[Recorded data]
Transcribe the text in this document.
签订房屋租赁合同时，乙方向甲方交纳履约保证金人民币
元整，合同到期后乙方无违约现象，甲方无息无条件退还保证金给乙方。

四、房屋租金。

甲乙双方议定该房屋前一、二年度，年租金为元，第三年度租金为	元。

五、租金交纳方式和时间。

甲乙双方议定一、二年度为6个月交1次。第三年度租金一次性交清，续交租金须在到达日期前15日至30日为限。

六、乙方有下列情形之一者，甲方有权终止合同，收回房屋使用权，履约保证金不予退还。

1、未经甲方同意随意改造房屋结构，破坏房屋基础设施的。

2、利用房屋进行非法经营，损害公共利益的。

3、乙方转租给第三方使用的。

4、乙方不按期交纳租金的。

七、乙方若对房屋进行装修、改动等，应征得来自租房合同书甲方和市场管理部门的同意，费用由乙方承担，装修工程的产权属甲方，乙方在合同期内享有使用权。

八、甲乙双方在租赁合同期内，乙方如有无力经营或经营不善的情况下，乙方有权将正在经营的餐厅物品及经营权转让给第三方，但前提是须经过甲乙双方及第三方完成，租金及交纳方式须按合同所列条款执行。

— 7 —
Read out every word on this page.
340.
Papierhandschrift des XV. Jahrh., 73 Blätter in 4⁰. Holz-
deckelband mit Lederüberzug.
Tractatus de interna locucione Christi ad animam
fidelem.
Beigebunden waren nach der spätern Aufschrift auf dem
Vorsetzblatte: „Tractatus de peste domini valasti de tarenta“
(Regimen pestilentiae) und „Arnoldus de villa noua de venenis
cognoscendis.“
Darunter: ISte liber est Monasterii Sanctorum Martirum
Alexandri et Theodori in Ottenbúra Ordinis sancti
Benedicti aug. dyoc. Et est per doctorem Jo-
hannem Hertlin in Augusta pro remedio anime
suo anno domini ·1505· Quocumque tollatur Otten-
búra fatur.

TASK STATEMENT: Write the data back out verbatim.

PROBLEM SOLUTION:
Transcribe the text in this document.
签订房屋租赁合同时，乙方向甲方交纳履约保证金人民币
元整，合同到期后乙方无违约现象，甲方无息无条件退还保证金给乙方。

四、房屋租金。

甲乙双方议定该房屋前一、二年度，年租金为元，第三年度租金为	元。

五、租金交纳方式和时间。

甲乙双方议定一、二年度为6个月交1次。第三年度租金一次性交清，续交租金须在到达日期前15日至30日为限。

六、乙方有下列情形之一者，甲方有权终止合同，收回房屋使用权，履约保证金不予退还。

1、未经甲方同意随意改造房屋结构，破坏房屋基础设施的。

2、利用房屋进行非法经营，损害公共利益的。

3、乙方转租给第三方使用的。

4、乙方不按期交纳租金的。

七、乙方若对房屋进行装修、改动等，应征得来自租房合同书甲方和市场管理部门的同意，费用由乙方承担，装修工程的产权属甲方，乙方在合同期内享有使用权。

八、甲乙双方在租赁合同期内，乙方如有无力经营或经营不善的情况下，乙方有权将正在经营的餐厅物品及经营权转让给第三方，但前提是须经过甲乙双方及第三方完成，租金及交纳方式须按合同所列条款执行。

— 7 —
Read out every word on this page.
340.
Papierhandschrift des XV. Jahrh., 73 Blätter in 4⁰. Holz-
deckelband mit Lederüberzug.
Tractatus de interna locucione Christi ad animam
fidelem.
Beigebunden waren nach der spätern Aufschrift auf dem
Vorsetzblatte: „Tractatus de peste domini valasti de tarenta“
(Regimen pestilentiae) und „Arnoldus de villa noua de venenis
cognoscendis.“
Darunter: ISte liber est Monasterii Sanctorum Martirum
Alexandri et Theodori in Ottenbúra Ordinis sancti
Benedicti aug. dyoc. Et est per doctorem Jo-
hannem Hertlin in Augusta pro remedio anime
suo anno domini ·1505· Quocumque tollatur Otten-
búra fatur.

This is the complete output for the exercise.